■ Set exercise
Write out everything from "Candy Floss" down to "of, well, Life." in the blog page below, word for word.

■ Text excerpt

Livinghigh: October 2006
Tuesday, October 31, 2006
Livinghigh was here at 1:14 AM / (4) Comments



BUGSY!



:-)



Monday, October 23, 2006
Livinghigh was here at 11:22 AM / (2) Comments



Candy Floss

Trying to do a Carrie Bradshaw and talk about matters relating to, well, relationships here. Everyone knows that we all love the sugary phase in the beginning of a relationship. We love sending/ receiving flowers and chocolates, the looong phone conversations which serve as a bedtime story before drifting off to sleep, and the dates spent just... gazing into each other's eyes. And we all know that these things rarely last. After the honeymoon is over, it's time to get down to the grisly business of, well, Life.

I remember reading a blog post somewhere sometime back, where the writer was complaining how her significant other refused to let the romantic sweet-somethings die down, even after two weeks of mutual admissions of love. The blogger complained that too much of a sweet thing is simply too yucky to bear, and all relationships should come with a well-declared caveat that after Week Three, all chocolate deliveries should stop. Period.

■ Data shown
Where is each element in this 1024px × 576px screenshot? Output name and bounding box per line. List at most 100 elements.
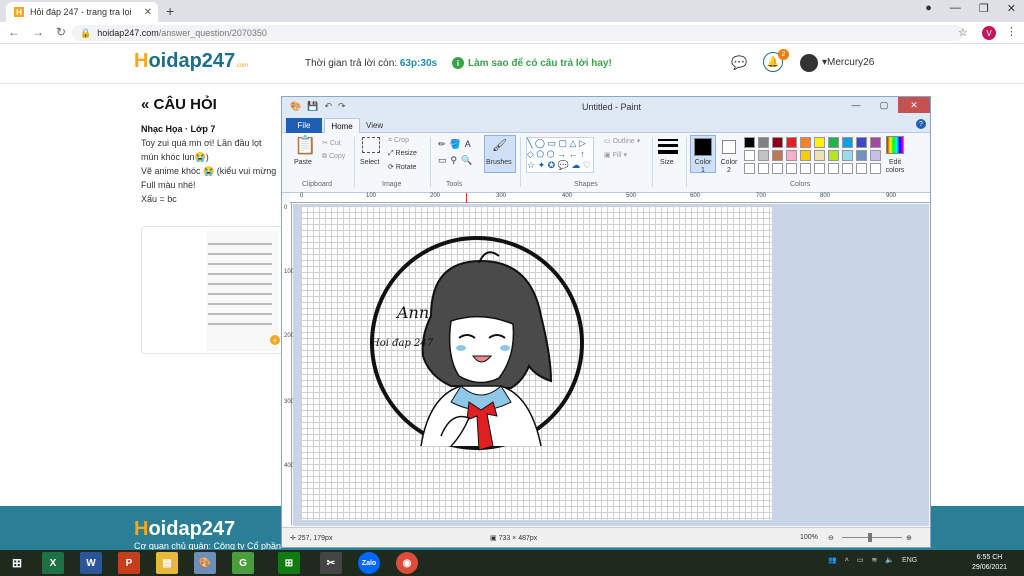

■ Result of the task
Candy Floss

Trying to do a Carrie Bradshaw and talk about matters relating to, well, relationships here. Everyone knows that we all love the sugary phase in the beginning of a relationship. We love sending/ receiving flowers and chocolates, the looong phone conversations which serve as a bedtime story before drifting off to sleep, and the dates spent just... gazing into each other's eyes. And we all know that these things rarely last. After the honeymoon is over, it's time to get down to the grisly business of, well, Life.